» GIVEN REQUEST:
Extract the full set of records that follows, word for word.

» DATA SUPPLIED:
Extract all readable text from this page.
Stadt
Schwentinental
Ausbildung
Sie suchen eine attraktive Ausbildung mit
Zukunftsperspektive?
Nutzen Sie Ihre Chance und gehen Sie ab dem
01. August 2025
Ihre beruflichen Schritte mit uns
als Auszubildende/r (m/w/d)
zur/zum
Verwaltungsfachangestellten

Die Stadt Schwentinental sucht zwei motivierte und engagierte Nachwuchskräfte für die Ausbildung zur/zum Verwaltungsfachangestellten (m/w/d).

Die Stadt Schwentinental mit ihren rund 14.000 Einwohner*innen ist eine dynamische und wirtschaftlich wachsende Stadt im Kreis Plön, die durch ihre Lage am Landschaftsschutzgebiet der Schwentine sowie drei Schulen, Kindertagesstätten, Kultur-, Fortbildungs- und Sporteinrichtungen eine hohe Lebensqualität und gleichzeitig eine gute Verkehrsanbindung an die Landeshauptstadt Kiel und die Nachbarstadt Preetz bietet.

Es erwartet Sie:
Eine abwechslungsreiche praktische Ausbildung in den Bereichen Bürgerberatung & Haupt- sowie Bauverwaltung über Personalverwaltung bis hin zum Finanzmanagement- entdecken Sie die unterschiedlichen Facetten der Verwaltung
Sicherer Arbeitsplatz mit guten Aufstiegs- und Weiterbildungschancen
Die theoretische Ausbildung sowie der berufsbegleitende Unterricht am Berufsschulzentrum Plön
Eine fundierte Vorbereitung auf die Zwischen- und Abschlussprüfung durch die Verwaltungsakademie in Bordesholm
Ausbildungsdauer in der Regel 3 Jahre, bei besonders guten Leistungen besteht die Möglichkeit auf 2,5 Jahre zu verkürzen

» RESPONSE:
Extract all readable text from this page.
Stadt
Schwentinental
Ausbildung
Sie suchen eine attraktive Ausbildung mit
Zukunftsperspektive?
Nutzen Sie Ihre Chance und gehen Sie ab dem
01. August 2025
Ihre beruflichen Schritte mit uns
als Auszubildende/r (m/w/d)
zur/zum
Verwaltungsfachangestellten

Die Stadt Schwentinental sucht zwei motivierte und engagierte Nachwuchskräfte für die Ausbildung zur/zum Verwaltungsfachangestellten (m/w/d).

Die Stadt Schwentinental mit ihren rund 14.000 Einwohner*innen ist eine dynamische und wirtschaftlich wachsende Stadt im Kreis Plön, die durch ihre Lage am Landschaftsschutzgebiet der Schwentine sowie drei Schulen, Kindertagesstätten, Kultur-, Fortbildungs- und Sporteinrichtungen eine hohe Lebensqualität und gleichzeitig eine gute Verkehrsanbindung an die Landeshauptstadt Kiel und die Nachbarstadt Preetz bietet.

Es erwartet Sie:
Eine abwechslungsreiche praktische Ausbildung in den Bereichen Bürgerberatung & Haupt- sowie Bauverwaltung über Personalverwaltung bis hin zum Finanzmanagement- entdecken Sie die unterschiedlichen Facetten der Verwaltung
Sicherer Arbeitsplatz mit guten Aufstiegs- und Weiterbildungschancen
Die theoretische Ausbildung sowie der berufsbegleitende Unterricht am Berufsschulzentrum Plön
Eine fundierte Vorbereitung auf die Zwischen- und Abschlussprüfung durch die Verwaltungsakademie in Bordesholm
Ausbildungsdauer in der Regel 3 Jahre, bei besonders guten Leistungen besteht die Möglichkeit auf 2,5 Jahre zu verkürzen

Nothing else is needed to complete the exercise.